• _PROBLEM STATEMENT_
In the listing below, locate the lines bearing the word "title". Copy every one of them.

• _Entries with figure data_

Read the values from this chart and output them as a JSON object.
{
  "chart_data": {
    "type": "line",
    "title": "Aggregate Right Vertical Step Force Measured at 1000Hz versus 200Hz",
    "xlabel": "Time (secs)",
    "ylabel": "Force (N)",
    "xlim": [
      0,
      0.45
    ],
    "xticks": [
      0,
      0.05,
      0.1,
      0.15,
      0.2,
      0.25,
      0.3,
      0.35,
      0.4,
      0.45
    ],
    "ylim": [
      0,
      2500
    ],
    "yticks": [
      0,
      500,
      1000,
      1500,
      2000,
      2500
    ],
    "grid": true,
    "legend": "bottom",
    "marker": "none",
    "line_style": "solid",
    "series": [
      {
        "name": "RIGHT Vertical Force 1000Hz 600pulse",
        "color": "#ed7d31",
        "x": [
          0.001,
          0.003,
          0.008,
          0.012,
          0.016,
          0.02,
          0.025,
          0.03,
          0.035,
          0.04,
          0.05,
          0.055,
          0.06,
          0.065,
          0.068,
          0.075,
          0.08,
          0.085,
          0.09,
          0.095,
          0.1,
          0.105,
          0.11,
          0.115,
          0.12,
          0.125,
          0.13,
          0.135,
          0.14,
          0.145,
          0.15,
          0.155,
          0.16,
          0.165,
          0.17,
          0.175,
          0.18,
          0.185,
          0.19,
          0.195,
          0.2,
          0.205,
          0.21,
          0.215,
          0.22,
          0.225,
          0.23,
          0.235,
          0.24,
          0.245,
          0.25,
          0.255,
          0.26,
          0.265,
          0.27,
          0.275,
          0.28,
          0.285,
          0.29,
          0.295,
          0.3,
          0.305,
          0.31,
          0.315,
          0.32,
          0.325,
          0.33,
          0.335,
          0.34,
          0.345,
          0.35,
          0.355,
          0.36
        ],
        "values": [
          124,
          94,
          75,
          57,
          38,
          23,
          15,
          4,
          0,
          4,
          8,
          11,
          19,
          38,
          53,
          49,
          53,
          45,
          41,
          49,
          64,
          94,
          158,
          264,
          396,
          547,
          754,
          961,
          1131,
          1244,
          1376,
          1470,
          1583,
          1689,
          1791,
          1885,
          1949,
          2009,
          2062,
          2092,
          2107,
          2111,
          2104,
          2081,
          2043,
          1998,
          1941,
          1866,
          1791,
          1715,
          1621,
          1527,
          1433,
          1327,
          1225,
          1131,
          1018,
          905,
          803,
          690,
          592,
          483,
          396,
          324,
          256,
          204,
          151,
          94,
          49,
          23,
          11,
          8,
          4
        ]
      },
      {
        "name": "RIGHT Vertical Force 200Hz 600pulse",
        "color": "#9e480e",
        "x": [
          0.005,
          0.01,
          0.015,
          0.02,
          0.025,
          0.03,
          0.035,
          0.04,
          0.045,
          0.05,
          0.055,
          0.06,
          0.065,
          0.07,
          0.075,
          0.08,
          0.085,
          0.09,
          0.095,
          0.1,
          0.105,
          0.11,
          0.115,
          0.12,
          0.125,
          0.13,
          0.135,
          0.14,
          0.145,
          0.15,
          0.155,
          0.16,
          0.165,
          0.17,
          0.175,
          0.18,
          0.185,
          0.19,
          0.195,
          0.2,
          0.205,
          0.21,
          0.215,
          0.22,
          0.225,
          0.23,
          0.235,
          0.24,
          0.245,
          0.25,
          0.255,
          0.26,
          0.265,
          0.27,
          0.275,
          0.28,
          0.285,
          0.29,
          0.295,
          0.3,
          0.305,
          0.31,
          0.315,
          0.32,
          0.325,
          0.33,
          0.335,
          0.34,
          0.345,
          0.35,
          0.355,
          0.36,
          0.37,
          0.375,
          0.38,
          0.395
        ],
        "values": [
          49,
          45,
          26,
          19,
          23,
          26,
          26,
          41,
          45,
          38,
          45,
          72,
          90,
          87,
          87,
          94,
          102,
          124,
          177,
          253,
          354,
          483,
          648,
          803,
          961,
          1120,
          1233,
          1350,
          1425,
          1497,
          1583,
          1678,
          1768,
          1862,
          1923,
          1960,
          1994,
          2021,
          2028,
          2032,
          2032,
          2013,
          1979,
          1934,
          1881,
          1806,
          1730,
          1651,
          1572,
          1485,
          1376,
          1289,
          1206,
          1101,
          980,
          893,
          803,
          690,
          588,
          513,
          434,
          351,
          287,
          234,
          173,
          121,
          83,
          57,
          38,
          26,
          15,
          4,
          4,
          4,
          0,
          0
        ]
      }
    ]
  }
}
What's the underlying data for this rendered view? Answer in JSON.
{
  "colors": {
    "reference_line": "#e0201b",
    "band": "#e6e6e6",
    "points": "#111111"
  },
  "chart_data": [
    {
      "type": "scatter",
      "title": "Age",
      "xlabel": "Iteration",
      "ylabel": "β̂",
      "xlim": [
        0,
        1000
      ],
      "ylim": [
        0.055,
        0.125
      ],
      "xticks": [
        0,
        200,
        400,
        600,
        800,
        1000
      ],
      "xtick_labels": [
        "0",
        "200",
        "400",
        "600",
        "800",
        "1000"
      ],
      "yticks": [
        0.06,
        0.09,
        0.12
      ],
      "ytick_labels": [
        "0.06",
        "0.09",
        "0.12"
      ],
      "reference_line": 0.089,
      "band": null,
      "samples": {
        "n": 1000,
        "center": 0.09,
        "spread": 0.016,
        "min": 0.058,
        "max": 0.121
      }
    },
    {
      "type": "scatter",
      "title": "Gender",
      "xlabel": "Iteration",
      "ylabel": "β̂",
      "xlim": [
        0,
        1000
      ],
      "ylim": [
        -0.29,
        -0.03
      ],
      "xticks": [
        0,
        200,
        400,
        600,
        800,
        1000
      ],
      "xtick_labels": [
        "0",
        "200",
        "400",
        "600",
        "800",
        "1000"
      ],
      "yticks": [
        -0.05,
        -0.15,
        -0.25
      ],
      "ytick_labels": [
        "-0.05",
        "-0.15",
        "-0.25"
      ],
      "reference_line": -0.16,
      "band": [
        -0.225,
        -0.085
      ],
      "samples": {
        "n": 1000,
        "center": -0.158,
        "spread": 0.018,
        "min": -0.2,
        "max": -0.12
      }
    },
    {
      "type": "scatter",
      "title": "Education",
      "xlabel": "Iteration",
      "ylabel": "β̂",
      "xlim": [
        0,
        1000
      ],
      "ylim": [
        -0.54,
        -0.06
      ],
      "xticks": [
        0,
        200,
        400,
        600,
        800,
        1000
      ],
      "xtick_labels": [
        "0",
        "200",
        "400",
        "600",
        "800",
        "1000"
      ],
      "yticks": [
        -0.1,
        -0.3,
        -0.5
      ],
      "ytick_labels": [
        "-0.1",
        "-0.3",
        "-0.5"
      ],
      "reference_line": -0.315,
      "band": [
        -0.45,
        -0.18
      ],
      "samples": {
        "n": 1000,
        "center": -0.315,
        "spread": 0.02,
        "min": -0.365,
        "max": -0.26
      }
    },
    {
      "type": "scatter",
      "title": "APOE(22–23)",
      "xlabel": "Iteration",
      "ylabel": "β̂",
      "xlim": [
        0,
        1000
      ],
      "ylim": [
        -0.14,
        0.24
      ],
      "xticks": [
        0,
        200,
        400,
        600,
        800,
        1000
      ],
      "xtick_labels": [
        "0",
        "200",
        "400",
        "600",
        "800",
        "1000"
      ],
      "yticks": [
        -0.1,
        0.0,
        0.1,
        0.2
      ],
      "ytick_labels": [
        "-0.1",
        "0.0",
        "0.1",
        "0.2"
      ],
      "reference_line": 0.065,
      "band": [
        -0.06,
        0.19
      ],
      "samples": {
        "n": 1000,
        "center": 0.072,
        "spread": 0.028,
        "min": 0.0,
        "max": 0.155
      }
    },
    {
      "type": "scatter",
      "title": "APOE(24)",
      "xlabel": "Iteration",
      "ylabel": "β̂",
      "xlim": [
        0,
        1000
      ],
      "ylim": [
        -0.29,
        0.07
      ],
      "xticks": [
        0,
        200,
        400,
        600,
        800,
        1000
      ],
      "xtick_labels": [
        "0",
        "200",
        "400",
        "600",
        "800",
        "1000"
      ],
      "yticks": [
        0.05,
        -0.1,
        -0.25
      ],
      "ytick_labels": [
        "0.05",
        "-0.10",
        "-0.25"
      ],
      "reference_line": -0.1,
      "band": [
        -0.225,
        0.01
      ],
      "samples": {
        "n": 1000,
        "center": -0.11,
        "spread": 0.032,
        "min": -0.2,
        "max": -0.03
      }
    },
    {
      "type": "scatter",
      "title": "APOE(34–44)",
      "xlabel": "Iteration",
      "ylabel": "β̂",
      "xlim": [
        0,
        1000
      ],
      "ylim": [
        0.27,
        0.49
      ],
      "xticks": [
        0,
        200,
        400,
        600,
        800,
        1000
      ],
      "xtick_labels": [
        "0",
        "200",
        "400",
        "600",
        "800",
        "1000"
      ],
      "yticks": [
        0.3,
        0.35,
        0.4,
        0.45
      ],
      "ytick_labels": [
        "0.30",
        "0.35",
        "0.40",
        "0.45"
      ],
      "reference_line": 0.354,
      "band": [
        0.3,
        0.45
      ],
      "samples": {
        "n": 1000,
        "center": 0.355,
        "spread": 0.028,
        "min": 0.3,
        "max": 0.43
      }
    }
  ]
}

• _SOLUTION_
    "title": "Aggregate Right Vertical Step Force Measured at 1000Hz versus 200Hz",
      "title": "Age",
      "title": "Gender",
      "title": "Education",
      "title": "APOE(22–23)",
      "title": "APOE(24)",
      "title": "APOE(34–44)",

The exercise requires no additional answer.